### Set exercise:
Retype the material in full, keeping every word the same.

>> START Available data

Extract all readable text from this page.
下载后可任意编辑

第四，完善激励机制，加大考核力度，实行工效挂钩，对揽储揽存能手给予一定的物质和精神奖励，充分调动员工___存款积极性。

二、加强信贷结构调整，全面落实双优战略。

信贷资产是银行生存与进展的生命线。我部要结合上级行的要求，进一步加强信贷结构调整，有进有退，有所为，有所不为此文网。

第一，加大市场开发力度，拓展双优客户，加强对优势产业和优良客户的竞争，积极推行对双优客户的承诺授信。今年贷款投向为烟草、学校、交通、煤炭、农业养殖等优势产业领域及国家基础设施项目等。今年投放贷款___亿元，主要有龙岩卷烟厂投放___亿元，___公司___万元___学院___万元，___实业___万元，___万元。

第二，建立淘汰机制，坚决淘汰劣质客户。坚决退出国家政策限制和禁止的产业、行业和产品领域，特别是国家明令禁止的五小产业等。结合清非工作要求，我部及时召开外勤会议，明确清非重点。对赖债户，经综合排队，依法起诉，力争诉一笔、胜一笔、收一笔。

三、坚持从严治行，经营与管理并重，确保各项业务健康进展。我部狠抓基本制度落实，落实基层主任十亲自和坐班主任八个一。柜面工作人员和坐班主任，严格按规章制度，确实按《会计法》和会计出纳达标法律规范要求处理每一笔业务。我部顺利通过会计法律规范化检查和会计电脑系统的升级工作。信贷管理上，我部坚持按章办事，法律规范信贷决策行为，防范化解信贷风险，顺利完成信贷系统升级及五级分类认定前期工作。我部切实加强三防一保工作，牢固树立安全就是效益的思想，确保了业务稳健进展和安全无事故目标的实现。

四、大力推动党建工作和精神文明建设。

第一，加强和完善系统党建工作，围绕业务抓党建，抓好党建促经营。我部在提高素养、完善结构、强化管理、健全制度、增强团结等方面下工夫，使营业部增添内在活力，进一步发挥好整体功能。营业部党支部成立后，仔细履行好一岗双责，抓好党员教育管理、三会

>> END Available data

### Result:
Extract all readable text from this page.
下载后可任意编辑

第四，完善激励机制，加大考核力度，实行工效挂钩，对揽储揽存能手给予一定的物质和精神奖励，充分调动员工___存款积极性。

二、加强信贷结构调整，全面落实双优战略。

信贷资产是银行生存与进展的生命线。我部要结合上级行的要求，进一步加强信贷结构调整，有进有退，有所为，有所不为此文网。

第一，加大市场开发力度，拓展双优客户，加强对优势产业和优良客户的竞争，积极推行对双优客户的承诺授信。今年贷款投向为烟草、学校、交通、煤炭、农业养殖等优势产业领域及国家基础设施项目等。今年投放贷款___亿元，主要有龙岩卷烟厂投放___亿元，___公司___万元___学院___万元，___实业___万元，___万元。

第二，建立淘汰机制，坚决淘汰劣质客户。坚决退出国家政策限制和禁止的产业、行业和产品领域，特别是国家明令禁止的五小产业等。结合清非工作要求，我部及时召开外勤会议，明确清非重点。对赖债户，经综合排队，依法起诉，力争诉一笔、胜一笔、收一笔。

三、坚持从严治行，经营与管理并重，确保各项业务健康进展。我部狠抓基本制度落实，落实基层主任十亲自和坐班主任八个一。柜面工作人员和坐班主任，严格按规章制度，确实按《会计法》和会计出纳达标法律规范要求处理每一笔业务。我部顺利通过会计法律规范化检查和会计电脑系统的升级工作。信贷管理上，我部坚持按章办事，法律规范信贷决策行为，防范化解信贷风险，顺利完成信贷系统升级及五级分类认定前期工作。我部切实加强三防一保工作，牢固树立安全就是效益的思想，确保了业务稳健进展和安全无事故目标的实现。

四、大力推动党建工作和精神文明建设。

第一，加强和完善系统党建工作，围绕业务抓党建，抓好党建促经营。我部在提高素养、完善结构、强化管理、健全制度、增强团结等方面下工夫，使营业部增添内在活力，进一步发挥好整体功能。营业部党支部成立后，仔细履行好一岗双责，抓好党员教育管理、三会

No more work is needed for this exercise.